■ To do ■
Restate the records below word for word, and omit the images they hold.

■ Given records ■
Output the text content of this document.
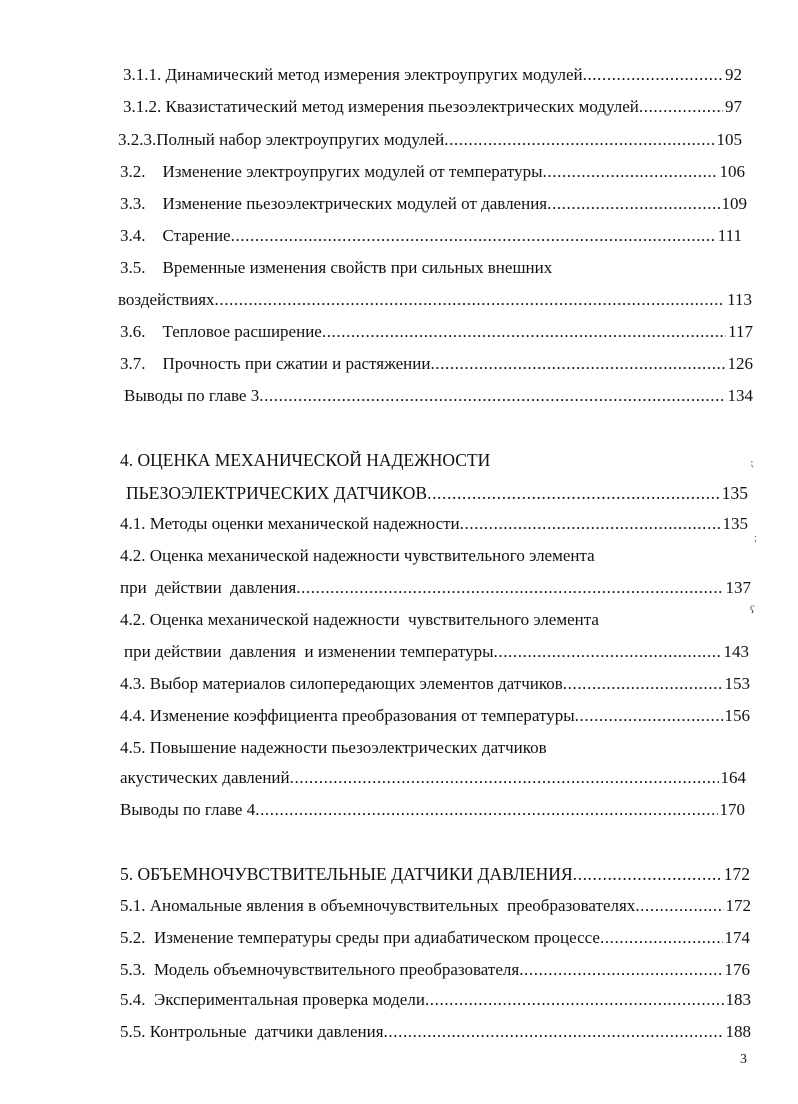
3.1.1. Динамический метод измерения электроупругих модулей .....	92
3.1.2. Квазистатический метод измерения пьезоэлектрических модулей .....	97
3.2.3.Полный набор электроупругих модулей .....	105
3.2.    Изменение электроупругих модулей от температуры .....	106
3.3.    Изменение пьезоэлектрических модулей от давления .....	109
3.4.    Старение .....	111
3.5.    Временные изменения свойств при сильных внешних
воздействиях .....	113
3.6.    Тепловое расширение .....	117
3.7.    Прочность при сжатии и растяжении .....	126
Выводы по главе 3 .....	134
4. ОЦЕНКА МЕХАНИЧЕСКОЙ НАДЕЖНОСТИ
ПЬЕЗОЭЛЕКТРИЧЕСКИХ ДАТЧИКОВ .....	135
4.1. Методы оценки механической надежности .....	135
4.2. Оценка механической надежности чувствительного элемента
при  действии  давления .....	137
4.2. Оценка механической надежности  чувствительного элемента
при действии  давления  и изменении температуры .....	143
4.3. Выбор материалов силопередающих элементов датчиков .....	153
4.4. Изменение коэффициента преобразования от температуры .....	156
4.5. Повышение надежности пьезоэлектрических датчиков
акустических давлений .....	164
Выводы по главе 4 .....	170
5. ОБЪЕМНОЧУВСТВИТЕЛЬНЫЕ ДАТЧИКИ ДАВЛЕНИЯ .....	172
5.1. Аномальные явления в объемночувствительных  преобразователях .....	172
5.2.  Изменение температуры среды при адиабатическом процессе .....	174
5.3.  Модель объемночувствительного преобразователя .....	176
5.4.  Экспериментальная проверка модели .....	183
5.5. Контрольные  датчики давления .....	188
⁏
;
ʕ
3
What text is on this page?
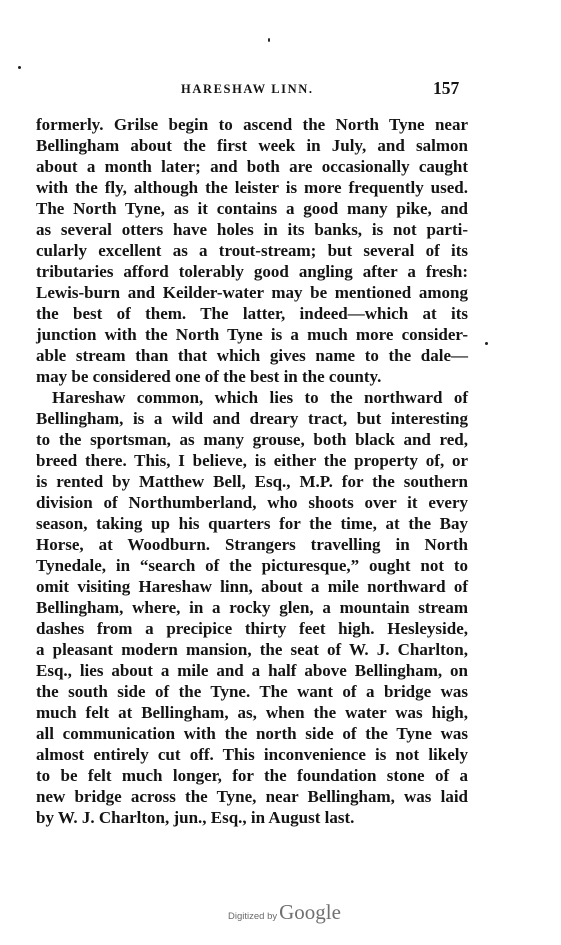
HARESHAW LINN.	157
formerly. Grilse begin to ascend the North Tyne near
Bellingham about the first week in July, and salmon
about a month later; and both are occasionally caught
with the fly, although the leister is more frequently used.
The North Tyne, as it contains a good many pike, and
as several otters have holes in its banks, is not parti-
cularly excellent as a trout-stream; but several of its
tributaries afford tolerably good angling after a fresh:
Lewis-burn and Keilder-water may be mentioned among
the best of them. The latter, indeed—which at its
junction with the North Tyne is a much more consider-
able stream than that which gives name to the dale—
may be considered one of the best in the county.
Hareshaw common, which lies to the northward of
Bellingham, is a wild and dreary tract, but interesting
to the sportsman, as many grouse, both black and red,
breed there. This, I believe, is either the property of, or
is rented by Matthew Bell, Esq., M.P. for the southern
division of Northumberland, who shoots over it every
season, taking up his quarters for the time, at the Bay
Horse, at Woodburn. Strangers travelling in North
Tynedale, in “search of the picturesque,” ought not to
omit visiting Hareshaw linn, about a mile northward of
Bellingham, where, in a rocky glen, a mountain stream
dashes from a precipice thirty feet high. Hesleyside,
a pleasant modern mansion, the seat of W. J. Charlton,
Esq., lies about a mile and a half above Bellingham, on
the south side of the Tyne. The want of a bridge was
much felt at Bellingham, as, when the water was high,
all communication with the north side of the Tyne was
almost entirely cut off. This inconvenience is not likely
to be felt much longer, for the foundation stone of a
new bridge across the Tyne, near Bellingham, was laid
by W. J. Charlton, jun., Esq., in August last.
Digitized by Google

■ Exercise response ■
Output the text content of this document.
3.1.1. Динамический метод измерения электроупругих модулей .....	92
3.1.2. Квазистатический метод измерения пьезоэлектрических модулей .....	97
3.2.3.Полный набор электроупругих модулей .....	105
3.2.    Изменение электроупругих модулей от температуры .....	106
3.3.    Изменение пьезоэлектрических модулей от давления .....	109
3.4.    Старение .....	111
3.5.    Временные изменения свойств при сильных внешних
воздействиях .....	113
3.6.    Тепловое расширение .....	117
3.7.    Прочность при сжатии и растяжении .....	126
Выводы по главе 3 .....	134
4. ОЦЕНКА МЕХАНИЧЕСКОЙ НАДЕЖНОСТИ
ПЬЕЗОЭЛЕКТРИЧЕСКИХ ДАТЧИКОВ .....	135
4.1. Методы оценки механической надежности .....	135
4.2. Оценка механической надежности чувствительного элемента
при  действии  давления .....	137
4.2. Оценка механической надежности  чувствительного элемента
при действии  давления  и изменении температуры .....	143
4.3. Выбор материалов силопередающих элементов датчиков .....	153
4.4. Изменение коэффициента преобразования от температуры .....	156
4.5. Повышение надежности пьезоэлектрических датчиков
акустических давлений .....	164
Выводы по главе 4 .....	170
5. ОБЪЕМНОЧУВСТВИТЕЛЬНЫЕ ДАТЧИКИ ДАВЛЕНИЯ .....	172
5.1. Аномальные явления в объемночувствительных  преобразователях .....	172
5.2.  Изменение температуры среды при адиабатическом процессе .....	174
5.3.  Модель объемночувствительного преобразователя .....	176
5.4.  Экспериментальная проверка модели .....	183
5.5. Контрольные  датчики давления .....	188
⁏
;
ʕ
3
What text is on this page?
HARESHAW LINN.	157
formerly. Grilse begin to ascend the North Tyne near
Bellingham about the first week in July, and salmon
about a month later; and both are occasionally caught
with the fly, although the leister is more frequently used.
The North Tyne, as it contains a good many pike, and
as several otters have holes in its banks, is not parti-
cularly excellent as a trout-stream; but several of its
tributaries afford tolerably good angling after a fresh:
Lewis-burn and Keilder-water may be mentioned among
the best of them. The latter, indeed—which at its
junction with the North Tyne is a much more consider-
able stream than that which gives name to the dale—
may be considered one of the best in the county.
Hareshaw common, which lies to the northward of
Bellingham, is a wild and dreary tract, but interesting
to the sportsman, as many grouse, both black and red,
breed there. This, I believe, is either the property of, or
is rented by Matthew Bell, Esq., M.P. for the southern
division of Northumberland, who shoots over it every
season, taking up his quarters for the time, at the Bay
Horse, at Woodburn. Strangers travelling in North
Tynedale, in “search of the picturesque,” ought not to
omit visiting Hareshaw linn, about a mile northward of
Bellingham, where, in a rocky glen, a mountain stream
dashes from a precipice thirty feet high. Hesleyside,
a pleasant modern mansion, the seat of W. J. Charlton,
Esq., lies about a mile and a half above Bellingham, on
the south side of the Tyne. The want of a bridge was
much felt at Bellingham, as, when the water was high,
all communication with the north side of the Tyne was
almost entirely cut off. This inconvenience is not likely
to be felt much longer, for the foundation stone of a
new bridge across the Tyne, near Bellingham, was laid
by W. J. Charlton, jun., Esq., in August last.
Digitized by Google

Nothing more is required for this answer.